◆ Required work: Output the records. Match them exactly.

◆ Records to process:
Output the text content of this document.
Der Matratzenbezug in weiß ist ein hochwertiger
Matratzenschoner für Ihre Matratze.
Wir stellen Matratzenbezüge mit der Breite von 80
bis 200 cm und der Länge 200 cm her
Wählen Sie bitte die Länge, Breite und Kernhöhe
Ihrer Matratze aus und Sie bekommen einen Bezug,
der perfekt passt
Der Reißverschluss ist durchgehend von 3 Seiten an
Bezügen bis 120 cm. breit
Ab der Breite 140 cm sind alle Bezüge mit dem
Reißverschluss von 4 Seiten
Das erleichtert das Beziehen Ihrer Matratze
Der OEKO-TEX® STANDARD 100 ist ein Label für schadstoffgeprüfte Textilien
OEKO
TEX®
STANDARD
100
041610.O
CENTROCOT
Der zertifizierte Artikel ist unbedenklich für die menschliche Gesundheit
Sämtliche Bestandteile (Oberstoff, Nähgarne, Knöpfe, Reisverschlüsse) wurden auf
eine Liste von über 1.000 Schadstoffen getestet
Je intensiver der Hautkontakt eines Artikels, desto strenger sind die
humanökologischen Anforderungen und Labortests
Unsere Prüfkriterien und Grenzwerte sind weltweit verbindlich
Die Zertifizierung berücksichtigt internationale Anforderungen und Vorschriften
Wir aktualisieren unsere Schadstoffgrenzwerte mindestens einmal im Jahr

◆ The solution:
Output the text content of this document.
Der Matratzenbezug in weiß ist ein hochwertiger
Matratzenschoner für Ihre Matratze.
Wir stellen Matratzenbezüge mit der Breite von 80
bis 200 cm und der Länge 200 cm her
Wählen Sie bitte die Länge, Breite und Kernhöhe
Ihrer Matratze aus und Sie bekommen einen Bezug,
der perfekt passt
Der Reißverschluss ist durchgehend von 3 Seiten an
Bezügen bis 120 cm. breit
Ab der Breite 140 cm sind alle Bezüge mit dem
Reißverschluss von 4 Seiten
Das erleichtert das Beziehen Ihrer Matratze
Der OEKO-TEX® STANDARD 100 ist ein Label für schadstoffgeprüfte Textilien
OEKO
TEX®
STANDARD
100
041610.O
CENTROCOT
Der zertifizierte Artikel ist unbedenklich für die menschliche Gesundheit
Sämtliche Bestandteile (Oberstoff, Nähgarne, Knöpfe, Reisverschlüsse) wurden auf
eine Liste von über 1.000 Schadstoffen getestet
Je intensiver der Hautkontakt eines Artikels, desto strenger sind die
humanökologischen Anforderungen und Labortests
Unsere Prüfkriterien und Grenzwerte sind weltweit verbindlich
Die Zertifizierung berücksichtigt internationale Anforderungen und Vorschriften
Wir aktualisieren unsere Schadstoffgrenzwerte mindestens einmal im Jahr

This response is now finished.